### TASK TO COMPLETE
Which lines in the data below contain the word "tubular"? Copy each of those lines in full.

### ENTRIES PROVIDED
------------------------------------

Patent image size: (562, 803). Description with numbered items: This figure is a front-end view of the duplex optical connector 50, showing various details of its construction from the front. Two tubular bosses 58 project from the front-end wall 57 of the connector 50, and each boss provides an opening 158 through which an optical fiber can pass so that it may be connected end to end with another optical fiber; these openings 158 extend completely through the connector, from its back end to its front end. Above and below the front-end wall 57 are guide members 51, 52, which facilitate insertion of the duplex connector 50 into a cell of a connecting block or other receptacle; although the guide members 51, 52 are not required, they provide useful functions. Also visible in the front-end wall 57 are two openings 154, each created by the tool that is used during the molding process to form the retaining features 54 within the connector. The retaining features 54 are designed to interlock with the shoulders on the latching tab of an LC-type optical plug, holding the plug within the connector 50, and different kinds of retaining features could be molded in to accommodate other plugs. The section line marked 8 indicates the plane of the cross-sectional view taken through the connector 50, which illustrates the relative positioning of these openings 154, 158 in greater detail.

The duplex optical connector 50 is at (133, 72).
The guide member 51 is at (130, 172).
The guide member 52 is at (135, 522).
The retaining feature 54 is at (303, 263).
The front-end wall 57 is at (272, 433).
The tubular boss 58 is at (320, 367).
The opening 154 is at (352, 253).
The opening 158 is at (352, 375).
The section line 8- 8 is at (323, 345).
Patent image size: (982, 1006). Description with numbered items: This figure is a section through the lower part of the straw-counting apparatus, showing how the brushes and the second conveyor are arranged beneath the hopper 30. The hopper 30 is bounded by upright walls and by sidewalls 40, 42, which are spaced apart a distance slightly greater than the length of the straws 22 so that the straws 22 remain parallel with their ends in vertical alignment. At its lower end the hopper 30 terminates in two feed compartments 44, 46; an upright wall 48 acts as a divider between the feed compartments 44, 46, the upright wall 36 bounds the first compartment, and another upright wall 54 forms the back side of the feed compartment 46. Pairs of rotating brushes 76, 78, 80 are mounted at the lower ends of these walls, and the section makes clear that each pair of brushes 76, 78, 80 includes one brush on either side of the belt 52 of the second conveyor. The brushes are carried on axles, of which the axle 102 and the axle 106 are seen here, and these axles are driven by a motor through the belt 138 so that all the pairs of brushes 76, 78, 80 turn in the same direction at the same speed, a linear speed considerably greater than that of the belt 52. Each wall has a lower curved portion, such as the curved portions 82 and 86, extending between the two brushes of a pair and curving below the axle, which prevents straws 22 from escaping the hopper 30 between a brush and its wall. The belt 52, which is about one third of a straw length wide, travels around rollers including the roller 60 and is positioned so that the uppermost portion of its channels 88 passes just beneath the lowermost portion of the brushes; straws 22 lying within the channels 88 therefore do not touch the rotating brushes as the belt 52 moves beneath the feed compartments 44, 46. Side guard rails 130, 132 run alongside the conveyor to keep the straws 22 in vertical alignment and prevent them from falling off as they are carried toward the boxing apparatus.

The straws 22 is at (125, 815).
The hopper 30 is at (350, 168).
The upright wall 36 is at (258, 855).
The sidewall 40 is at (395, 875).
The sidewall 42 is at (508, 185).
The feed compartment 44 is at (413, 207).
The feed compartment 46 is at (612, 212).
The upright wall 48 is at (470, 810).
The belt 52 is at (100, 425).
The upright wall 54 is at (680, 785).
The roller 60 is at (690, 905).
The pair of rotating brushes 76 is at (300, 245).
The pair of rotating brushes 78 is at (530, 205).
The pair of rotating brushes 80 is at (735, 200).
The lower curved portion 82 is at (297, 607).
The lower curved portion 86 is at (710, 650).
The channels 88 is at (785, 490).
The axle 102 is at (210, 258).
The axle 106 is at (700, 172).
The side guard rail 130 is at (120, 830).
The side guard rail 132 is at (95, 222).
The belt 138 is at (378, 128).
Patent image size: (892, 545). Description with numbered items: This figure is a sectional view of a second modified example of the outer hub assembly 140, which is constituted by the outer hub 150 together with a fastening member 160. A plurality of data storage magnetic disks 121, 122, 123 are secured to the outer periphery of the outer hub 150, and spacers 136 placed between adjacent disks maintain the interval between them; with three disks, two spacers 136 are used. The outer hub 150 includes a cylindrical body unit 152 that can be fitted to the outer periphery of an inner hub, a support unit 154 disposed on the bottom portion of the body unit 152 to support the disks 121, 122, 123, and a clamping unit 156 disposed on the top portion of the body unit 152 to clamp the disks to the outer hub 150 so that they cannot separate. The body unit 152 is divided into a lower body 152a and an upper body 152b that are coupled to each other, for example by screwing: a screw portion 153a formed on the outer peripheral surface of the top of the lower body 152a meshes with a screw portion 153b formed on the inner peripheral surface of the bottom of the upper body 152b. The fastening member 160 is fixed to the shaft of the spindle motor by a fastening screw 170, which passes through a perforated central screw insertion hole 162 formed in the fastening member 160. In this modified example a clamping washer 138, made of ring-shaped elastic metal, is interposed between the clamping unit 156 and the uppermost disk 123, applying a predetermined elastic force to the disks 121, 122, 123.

------------------------------------

### ANSWER BELOW
Patent image size: (562, 803). Description with numbered items: This figure is a front-end view of the duplex optical connector 50, showing various details of its construction from the front. Two tubular bosses 58 project from the front-end wall 57 of the connector 50, and each boss provides an opening 158 through which an optical fiber can pass so that it may be connected end to end with another optical fiber; these openings 158 extend completely through the connector, from its back end to its front end. Above and below the front-end wall 57 are guide members 51, 52, which facilitate insertion of the duplex connector 50 into a cell of a connecting block or other receptacle; although the guide members 51, 52 are not required, they provide useful functions. Also visible in the front-end wall 57 are two openings 154, each created by the tool that is used during the molding process to form the retaining features 54 within the connector. The retaining features 54 are designed to interlock with the shoulders on the latching tab of an LC-type optical plug, holding the plug within the connector 50, and different kinds of retaining features could be molded in to accommodate other plugs. The section line marked 8 indicates the plane of the cross-sectional view taken through the connector 50, which illustrates the relative positioning of these openings 154, 158 in greater detail.
The tubular boss 58 is at (320, 367).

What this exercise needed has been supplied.